| EXERCISE INSTRUCTIONS |
In the data below, find every line that has the string "plain", and copy it.

| Collected data |
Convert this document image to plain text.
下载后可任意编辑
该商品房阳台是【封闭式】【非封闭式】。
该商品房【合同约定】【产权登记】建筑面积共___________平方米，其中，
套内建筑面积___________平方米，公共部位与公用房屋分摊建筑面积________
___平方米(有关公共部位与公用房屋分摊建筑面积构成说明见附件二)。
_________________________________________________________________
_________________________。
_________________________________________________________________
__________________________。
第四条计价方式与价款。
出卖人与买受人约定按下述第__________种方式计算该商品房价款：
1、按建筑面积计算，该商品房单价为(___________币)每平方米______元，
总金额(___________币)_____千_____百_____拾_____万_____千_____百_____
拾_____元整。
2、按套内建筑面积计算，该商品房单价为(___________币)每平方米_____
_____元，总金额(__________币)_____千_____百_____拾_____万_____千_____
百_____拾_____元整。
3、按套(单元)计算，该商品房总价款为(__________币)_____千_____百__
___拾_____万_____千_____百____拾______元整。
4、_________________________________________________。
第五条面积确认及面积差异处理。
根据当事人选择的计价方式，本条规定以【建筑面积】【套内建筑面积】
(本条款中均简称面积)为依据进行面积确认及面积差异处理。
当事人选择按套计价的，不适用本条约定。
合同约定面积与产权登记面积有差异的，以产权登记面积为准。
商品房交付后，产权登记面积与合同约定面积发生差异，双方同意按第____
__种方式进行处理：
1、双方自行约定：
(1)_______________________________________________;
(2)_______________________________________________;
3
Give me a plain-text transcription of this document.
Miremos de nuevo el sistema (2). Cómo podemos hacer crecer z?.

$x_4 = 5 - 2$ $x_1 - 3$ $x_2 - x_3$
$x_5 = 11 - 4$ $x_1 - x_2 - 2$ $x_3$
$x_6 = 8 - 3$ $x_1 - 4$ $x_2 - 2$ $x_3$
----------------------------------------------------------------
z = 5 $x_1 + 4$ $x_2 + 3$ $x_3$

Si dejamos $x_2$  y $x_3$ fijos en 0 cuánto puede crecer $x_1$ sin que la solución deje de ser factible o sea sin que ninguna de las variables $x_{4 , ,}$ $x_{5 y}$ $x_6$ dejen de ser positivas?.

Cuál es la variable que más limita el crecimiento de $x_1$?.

| ANSWER TO THIS EXERCISE |
Convert this document image to plain text.
Give me a plain-text transcription of this document.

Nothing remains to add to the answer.